*** Entries supplied ***
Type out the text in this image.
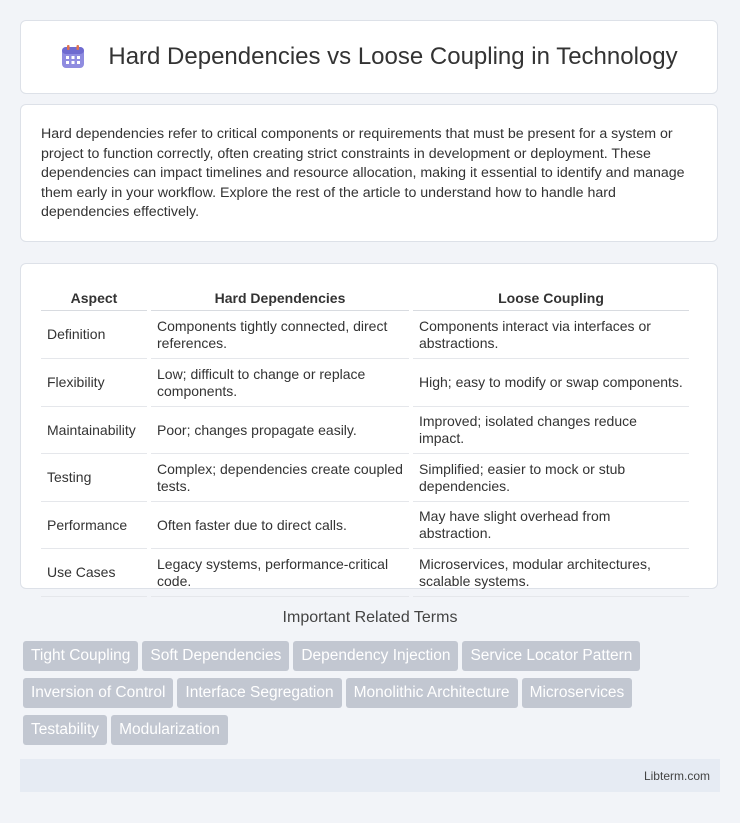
Hard Dependencies vs Loose Coupling in Technology

Hard dependencies refer to critical components or requirements that must be present for a system or project to function correctly, often creating strict constraints in development or deployment. These dependencies can impact timelines and resource allocation, making it essential to identify and manage them early in your workflow. Explore the rest of the article to understand how to handle hard dependencies effectively.

Aspect	Hard Dependencies	Loose Coupling
Definition	Components tightly connected, direct references.	Components interact via interfaces or abstractions.
Flexibility	Low; difficult to change or replace components.	High; easy to modify or swap components.
Maintainability	Poor; changes propagate easily.	Improved; isolated changes reduce impact.
Testing	Complex; dependencies create coupled tests.	Simplified; easier to mock or stub dependencies.
Performance	Often faster due to direct calls.	May have slight overhead from abstraction.
Use Cases	Legacy systems, performance-critical code.	Microservices, modular architectures, scalable systems.
Important Related Terms
Tight Coupling Soft Dependencies Dependency Injection Service Locator Pattern
Inversion of Control Interface Segregation Monolithic Architecture Microservices
Testability Modularization
Libterm.com
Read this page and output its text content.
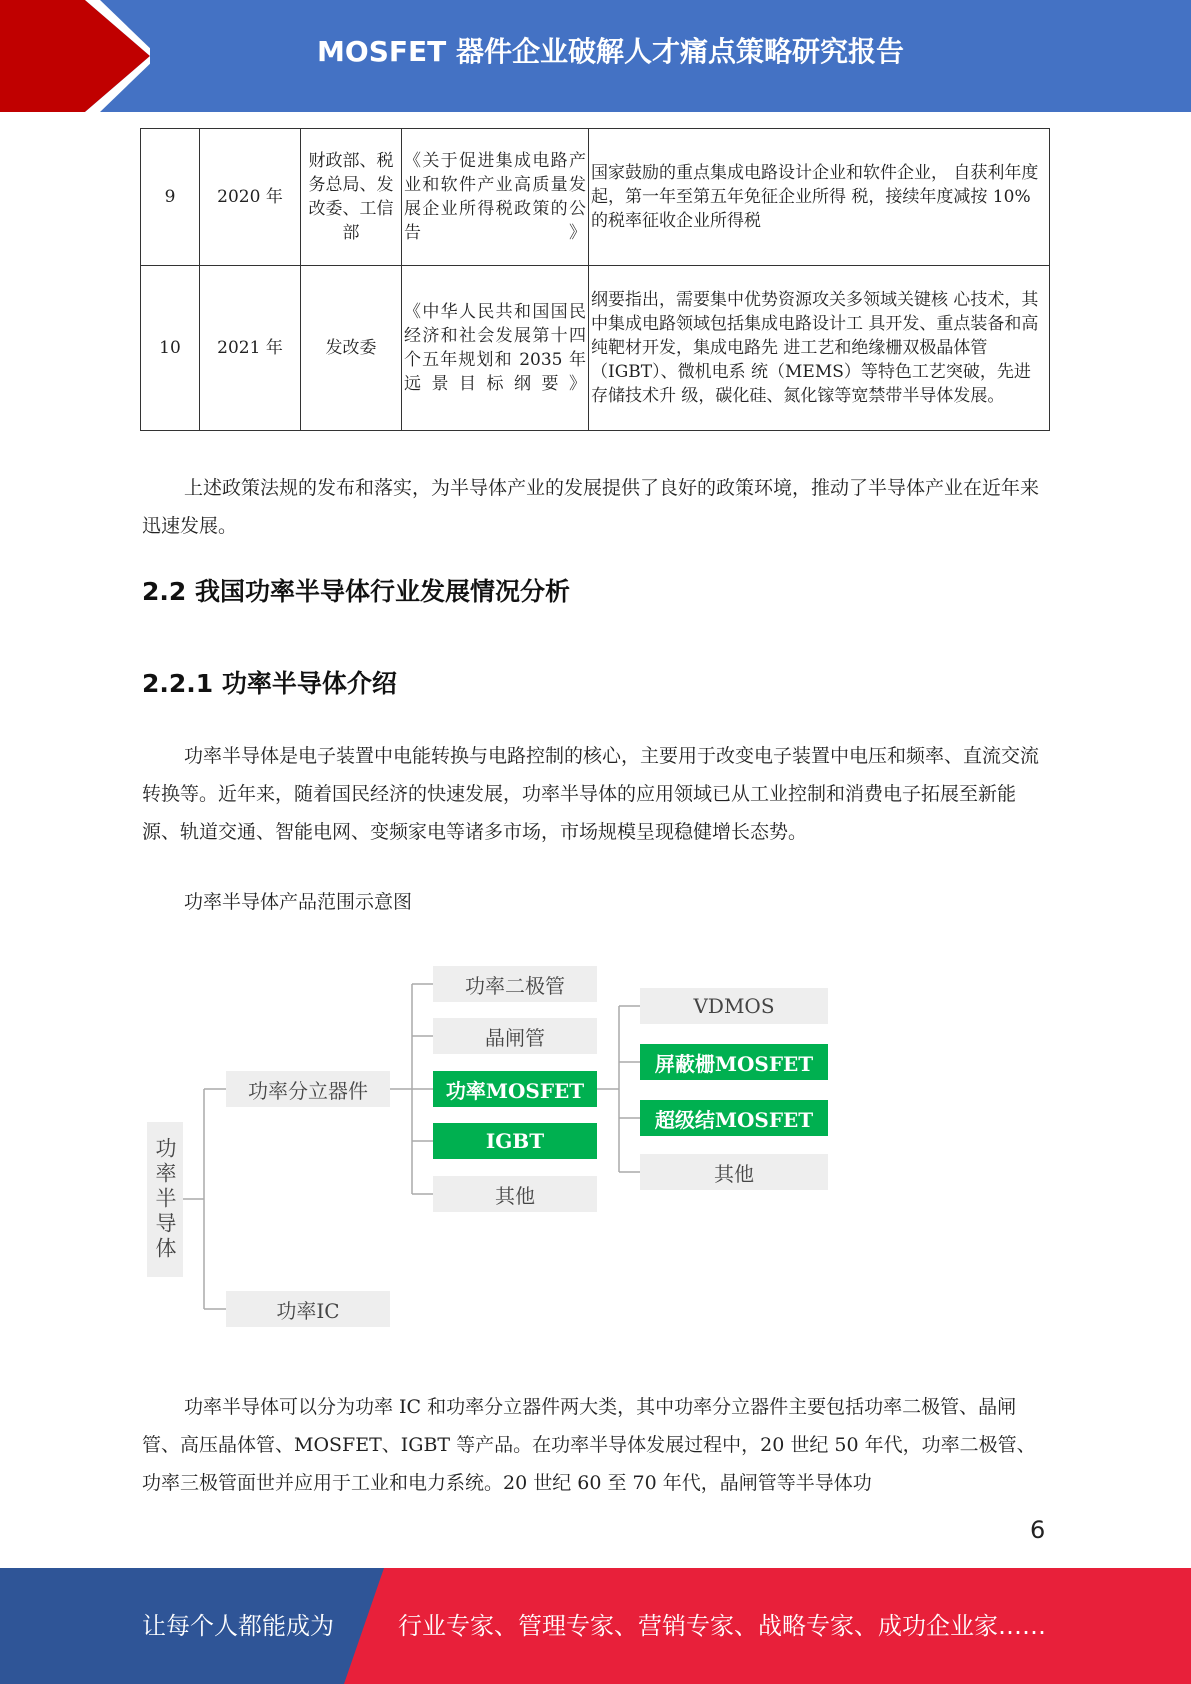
MOSFET 器件企业破解人才痛点策略研究报告
9	2020 年	财政部、税务总局、发改委、工信部	《关于促进集成电路产业和软件产业高质量发展企业所得税政策的公告》	国家鼓励的重点集成电路设计企业和软件企业， 自获利年度起，第一年至第五年免征企业所得 税，接续年度减按 10%的税率征收企业所得税
10	2021 年	发改委	《中华人民共和国国民经济和社会发展第十四个五年规划和 2035 年远景目标纲要》	纲要指出，需要集中优势资源攻关多领域关键核 心技术，其中集成电路领域包括集成电路设计工 具开发、重点装备和高纯靶材开发，集成电路先 进工艺和绝缘栅双极晶体管（IGBT）、微机电系 统（MEMS）等特色工艺突破，先进存储技术升 级，碳化硅、氮化镓等宽禁带半导体发展。

上述政策法规的发布和落实，为半导体产业的发展提供了良好的政策环境，推动了半导体产业在近年来迅速发展。

2.2 我国功率半导体行业发展情况分析
2.2.1 功率半导体介绍

功率半导体是电子装置中电能转换与电路控制的核心，主要用于改变电子装置中电压和频率、直流交流转换等。近年来，随着国民经济的快速发展，功率半导体的应用领域已从工业控制和消费电子拓展至新能源、轨道交通、智能电网、变频家电等诸多市场，市场规模呈现稳健增长态势。

功率半导体产品范围示意图
功率半导体
功率分立器件
功率IC
功率二极管
晶闸管
功率MOSFET
IGBT
其他
VDMOS
屏蔽栅MOSFET
超级结MOSFET
其他

功率半导体可以分为功率 IC 和功率分立器件两大类，其中功率分立器件主要包括功率二极管、晶闸管、高压晶体管、MOSFET、IGBT 等产品。在功率半导体发展过程中，20 世纪 50 年代，功率二极管、功率三极管面世并应用于工业和电力系统。20 世纪 60 至 70 年代，晶闸管等半导体功

6
让每个人都能成为	行业专家、管理专家、营销专家、战略专家、成功企业家……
***
◆ What you need to do: Locate all lines holding the word "功率二极管", then copy them out.

◆ The reply:
功率二极管
功率半导体可以分为功率 IC 和功率分立器件两大类，其中功率分立器件主要包括功率二极管、晶闸管、高压晶体管、MOSFET、IGBT 等产品。在功率半导体发展过程中，20 世纪 50 年代，功率二极管、功率三极管面世并应用于工业和电力系统。20 世纪 60 至 70 年代，晶闸管等半导体功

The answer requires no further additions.